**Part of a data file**
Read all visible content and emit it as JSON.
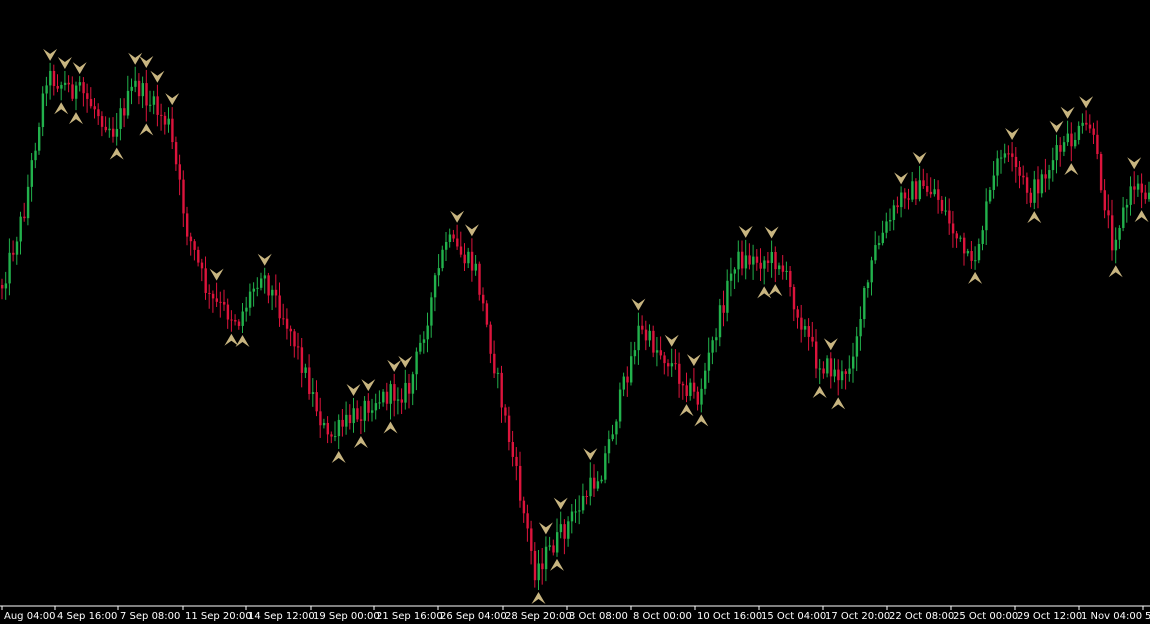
{
  "chart_data": {
    "type": "candlestick",
    "title": "",
    "xlabel": "",
    "ylabel": "",
    "x_tick_labels": [
      "Aug 04:00",
      "4 Sep 16:00",
      "7 Sep 08:00",
      "11 Sep 20:00",
      "14 Sep 12:00",
      "19 Sep 00:00",
      "21 Sep 16:00",
      "26 Sep 04:00",
      "28 Sep 20:00",
      "3 Oct 08:00",
      "8 Oct 00:00",
      "10 Oct 16:00",
      "15 Oct 04:00",
      "17 Oct 20:00",
      "22 Oct 08:00",
      "25 Oct 00:00",
      "29 Oct 12:00",
      "1 Nov 04:00",
      "5"
    ],
    "grid": false,
    "legend": "none",
    "price_path": [
      {
        "bar": 0,
        "close": 285
      },
      {
        "bar": 6,
        "close": 210
      },
      {
        "bar": 12,
        "close": 75
      },
      {
        "bar": 22,
        "close": 95
      },
      {
        "bar": 30,
        "close": 130
      },
      {
        "bar": 36,
        "close": 85
      },
      {
        "bar": 45,
        "close": 125
      },
      {
        "bar": 50,
        "close": 230
      },
      {
        "bar": 56,
        "close": 300
      },
      {
        "bar": 64,
        "close": 320
      },
      {
        "bar": 70,
        "close": 270
      },
      {
        "bar": 78,
        "close": 330
      },
      {
        "bar": 88,
        "close": 440
      },
      {
        "bar": 100,
        "close": 400
      },
      {
        "bar": 110,
        "close": 390
      },
      {
        "bar": 120,
        "close": 240
      },
      {
        "bar": 128,
        "close": 270
      },
      {
        "bar": 136,
        "close": 420
      },
      {
        "bar": 144,
        "close": 570
      },
      {
        "bar": 152,
        "close": 530
      },
      {
        "bar": 162,
        "close": 470
      },
      {
        "bar": 172,
        "close": 330
      },
      {
        "bar": 180,
        "close": 360
      },
      {
        "bar": 188,
        "close": 400
      },
      {
        "bar": 198,
        "close": 260
      },
      {
        "bar": 210,
        "close": 260
      },
      {
        "bar": 220,
        "close": 360
      },
      {
        "bar": 228,
        "close": 380
      },
      {
        "bar": 236,
        "close": 250
      },
      {
        "bar": 244,
        "close": 190
      },
      {
        "bar": 252,
        "close": 190
      },
      {
        "bar": 262,
        "close": 270
      },
      {
        "bar": 270,
        "close": 150
      },
      {
        "bar": 278,
        "close": 195
      },
      {
        "bar": 286,
        "close": 150
      },
      {
        "bar": 294,
        "close": 125
      },
      {
        "bar": 300,
        "close": 240
      },
      {
        "bar": 306,
        "close": 185
      },
      {
        "bar": 312,
        "close": 200
      }
    ],
    "bull_color": "#22b14c",
    "bear_color": "#dc143c",
    "marker_color": "#c8b580",
    "background": "#000000"
  }
}
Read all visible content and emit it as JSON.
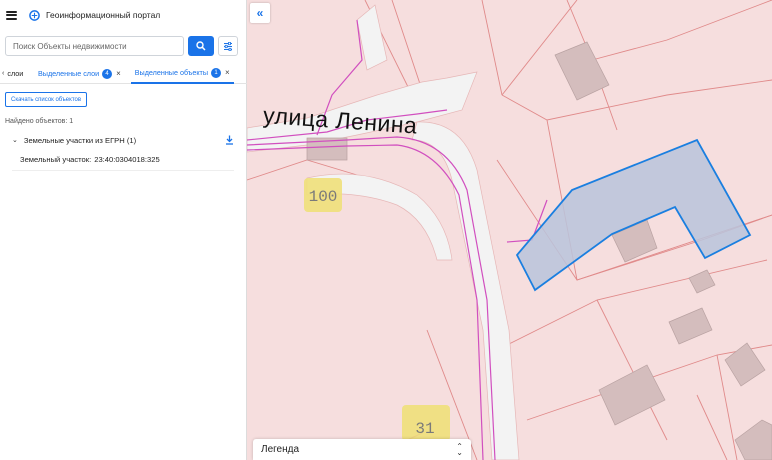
{
  "header": {
    "title": "Геоинформационный портал"
  },
  "search": {
    "placeholder": "Поиск Объекты недвижимости"
  },
  "tabs": {
    "back_label": "слои",
    "items": [
      {
        "label": "Выделенные слои",
        "badge": "4"
      },
      {
        "label": "Выделенные объекты",
        "badge": "1"
      }
    ],
    "close_glyph": "×"
  },
  "results": {
    "download_label": "Скачать список объектов",
    "found_label": "Найдено объектов: 1",
    "group_label": "Земельные участки из ЕГРН (1)",
    "item_label": "Земельный участок:",
    "item_value": "23:40:0304018:325"
  },
  "map": {
    "street_label": "улица Ленина",
    "house_numbers": [
      "100",
      "31"
    ],
    "legend_label": "Легенда",
    "collapse_glyph": "«"
  },
  "colors": {
    "accent": "#1a73e8",
    "parcel_fill": "#f6dede",
    "parcel_border": "#e08a8a",
    "road": "#f3f3f3",
    "utility_line": "#d14fbf",
    "selected_outline": "#1a7fe0",
    "selected_fill": "#b8c4dc",
    "building": "#d4bdbd",
    "house_number_bg": "#efe07a"
  },
  "icons": {
    "menu": "hamburger-icon",
    "logo": "portal-logo-icon",
    "search": "search-icon",
    "filter": "filter-icon",
    "download": "download-icon",
    "collapse": "double-chevron-left-icon"
  }
}
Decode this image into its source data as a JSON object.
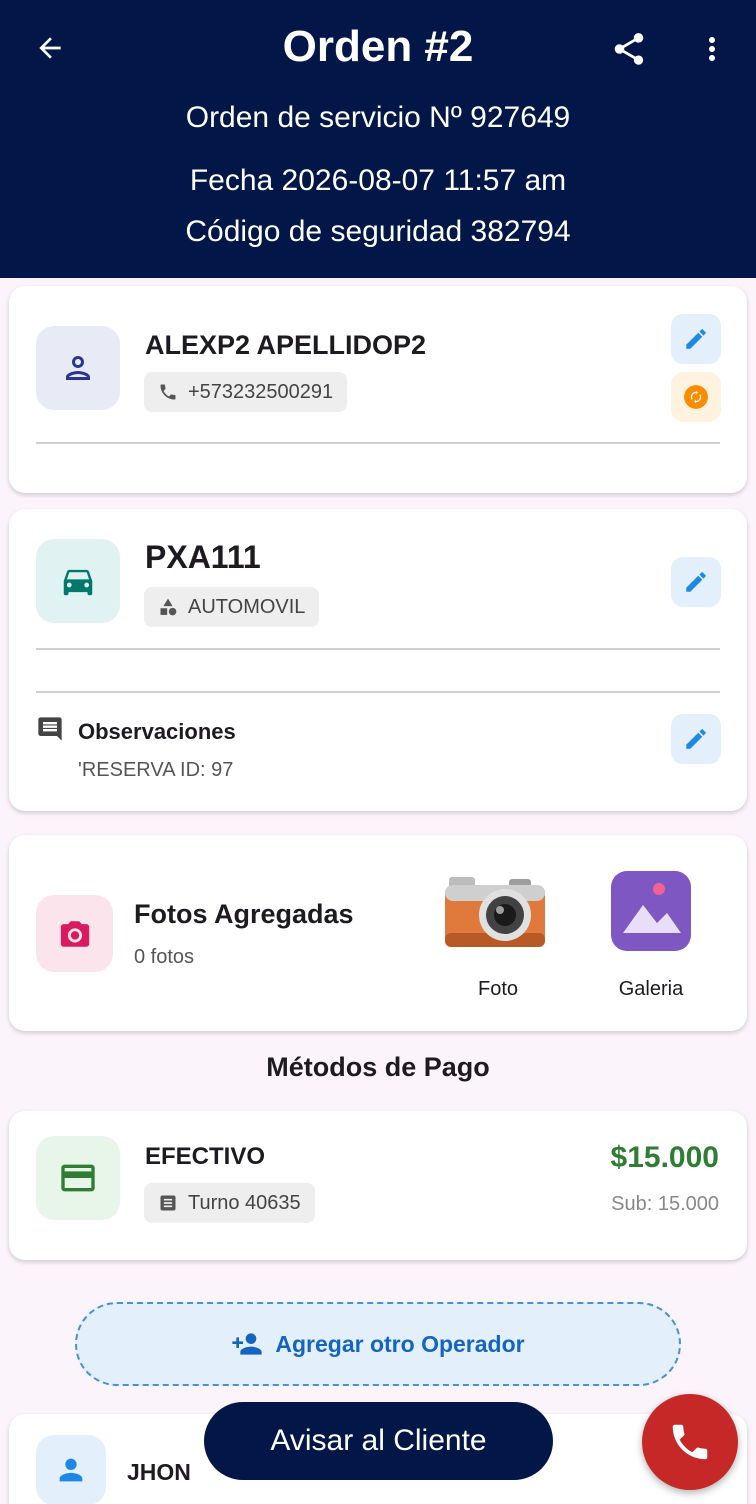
{
  "header": {
    "title": "Orden #2",
    "service_order": "Orden de servicio Nº 927649",
    "date": "Fecha 2026-08-07 11:57 am",
    "security_code": "Código de seguridad 382794"
  },
  "client": {
    "name": "ALEXP2 APELLIDOP2",
    "phone": "+573232500291"
  },
  "vehicle": {
    "plate": "PXA111",
    "type": "AUTOMOVIL"
  },
  "observations": {
    "label": "Observaciones",
    "text": "'RESERVA ID: 97"
  },
  "photos": {
    "title": "Fotos Agregadas",
    "count": "0 fotos",
    "photo_label": "Foto",
    "gallery_label": "Galeria"
  },
  "payment": {
    "section_title": "Métodos de Pago",
    "method": "EFECTIVO",
    "turno": "Turno 40635",
    "amount": "$15.000",
    "subtotal": "Sub: 15.000"
  },
  "operators": {
    "add_label": "Agregar otro Operador",
    "operator_name": "JHON"
  },
  "actions": {
    "notify_label": "Avisar al Cliente"
  },
  "colors": {
    "header_bg": "#021747",
    "edit_blue": "#1e88e5",
    "amount_green": "#2e7d32",
    "call_red": "#c62828"
  }
}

**Given instruction**
Quote all the records verbatim, dropping any pictures from your copy.

**Result of this task**
Read all visible content and emit it as JSON.
{
  "chart_data": {
    "type": "candlestick",
    "title": "",
    "xlabel": "",
    "ylabel": "",
    "x_tick_labels": [
      "Aug 04:00",
      "4 Sep 16:00",
      "7 Sep 08:00",
      "11 Sep 20:00",
      "14 Sep 12:00",
      "19 Sep 00:00",
      "21 Sep 16:00",
      "26 Sep 04:00",
      "28 Sep 20:00",
      "3 Oct 08:00",
      "8 Oct 00:00",
      "10 Oct 16:00",
      "15 Oct 04:00",
      "17 Oct 20:00",
      "22 Oct 08:00",
      "25 Oct 00:00",
      "29 Oct 12:00",
      "1 Nov 04:00",
      "5"
    ],
    "grid": false,
    "legend": "none",
    "price_path": [
      {
        "bar": 0,
        "close": 285
      },
      {
        "bar": 6,
        "close": 210
      },
      {
        "bar": 12,
        "close": 75
      },
      {
        "bar": 22,
        "close": 95
      },
      {
        "bar": 30,
        "close": 130
      },
      {
        "bar": 36,
        "close": 85
      },
      {
        "bar": 45,
        "close": 125
      },
      {
        "bar": 50,
        "close": 230
      },
      {
        "bar": 56,
        "close": 300
      },
      {
        "bar": 64,
        "close": 320
      },
      {
        "bar": 70,
        "close": 270
      },
      {
        "bar": 78,
        "close": 330
      },
      {
        "bar": 88,
        "close": 440
      },
      {
        "bar": 100,
        "close": 400
      },
      {
        "bar": 110,
        "close": 390
      },
      {
        "bar": 120,
        "close": 240
      },
      {
        "bar": 128,
        "close": 270
      },
      {
        "bar": 136,
        "close": 420
      },
      {
        "bar": 144,
        "close": 570
      },
      {
        "bar": 152,
        "close": 530
      },
      {
        "bar": 162,
        "close": 470
      },
      {
        "bar": 172,
        "close": 330
      },
      {
        "bar": 180,
        "close": 360
      },
      {
        "bar": 188,
        "close": 400
      },
      {
        "bar": 198,
        "close": 260
      },
      {
        "bar": 210,
        "close": 260
      },
      {
        "bar": 220,
        "close": 360
      },
      {
        "bar": 228,
        "close": 380
      },
      {
        "bar": 236,
        "close": 250
      },
      {
        "bar": 244,
        "close": 190
      },
      {
        "bar": 252,
        "close": 190
      },
      {
        "bar": 262,
        "close": 270
      },
      {
        "bar": 270,
        "close": 150
      },
      {
        "bar": 278,
        "close": 195
      },
      {
        "bar": 286,
        "close": 150
      },
      {
        "bar": 294,
        "close": 125
      },
      {
        "bar": 300,
        "close": 240
      },
      {
        "bar": 306,
        "close": 185
      },
      {
        "bar": 312,
        "close": 200
      }
    ],
    "bull_color": "#22b14c",
    "bear_color": "#dc143c",
    "marker_color": "#c8b580",
    "background": "#000000"
  }
}
Read all visible content and emit it as JSON.
{
  "header": {
    "title": "Геоинформационный портал"
  },
  "search": {
    "placeholder": "Поиск Объекты недвижимости"
  },
  "tabs": {
    "back_label": "слои",
    "items": [
      {
        "label": "Выделенные слои",
        "badge": "4"
      },
      {
        "label": "Выделенные объекты",
        "badge": "1"
      }
    ],
    "close_glyph": "×"
  },
  "results": {
    "download_label": "Скачать список объектов",
    "found_label": "Найдено объектов: 1",
    "group_label": "Земельные участки из ЕГРН (1)",
    "item_label": "Земельный участок:",
    "item_value": "23:40:0304018:325"
  },
  "map": {
    "street_label": "улица Ленина",
    "house_numbers": [
      "100",
      "31"
    ],
    "legend_label": "Легенда",
    "collapse_glyph": "«"
  },
  "colors": {
    "accent": "#1a73e8",
    "parcel_fill": "#f6dede",
    "parcel_border": "#e08a8a",
    "road": "#f3f3f3",
    "utility_line": "#d14fbf",
    "selected_outline": "#1a7fe0",
    "selected_fill": "#b8c4dc",
    "building": "#d4bdbd",
    "house_number_bg": "#efe07a"
  },
  "icons": {
    "menu": "hamburger-icon",
    "logo": "portal-logo-icon",
    "search": "search-icon",
    "filter": "filter-icon",
    "download": "download-icon",
    "collapse": "double-chevron-left-icon"
  }
}
Decode this image into its source data as a JSON object.
{
  "header": {
    "title": "Orden #2",
    "service_order": "Orden de servicio Nº 927649",
    "date": "Fecha 2026-08-07 11:57 am",
    "security_code": "Código de seguridad 382794"
  },
  "client": {
    "name": "ALEXP2 APELLIDOP2",
    "phone": "+573232500291"
  },
  "vehicle": {
    "plate": "PXA111",
    "type": "AUTOMOVIL"
  },
  "observations": {
    "label": "Observaciones",
    "text": "'RESERVA ID: 97"
  },
  "photos": {
    "title": "Fotos Agregadas",
    "count": "0 fotos",
    "photo_label": "Foto",
    "gallery_label": "Galeria"
  },
  "payment": {
    "section_title": "Métodos de Pago",
    "method": "EFECTIVO",
    "turno": "Turno 40635",
    "amount": "$15.000",
    "subtotal": "Sub: 15.000"
  },
  "operators": {
    "add_label": "Agregar otro Operador",
    "operator_name": "JHON"
  },
  "actions": {
    "notify_label": "Avisar al Cliente"
  },
  "colors": {
    "header_bg": "#021747",
    "edit_blue": "#1e88e5",
    "amount_green": "#2e7d32",
    "call_red": "#c62828"
  }
}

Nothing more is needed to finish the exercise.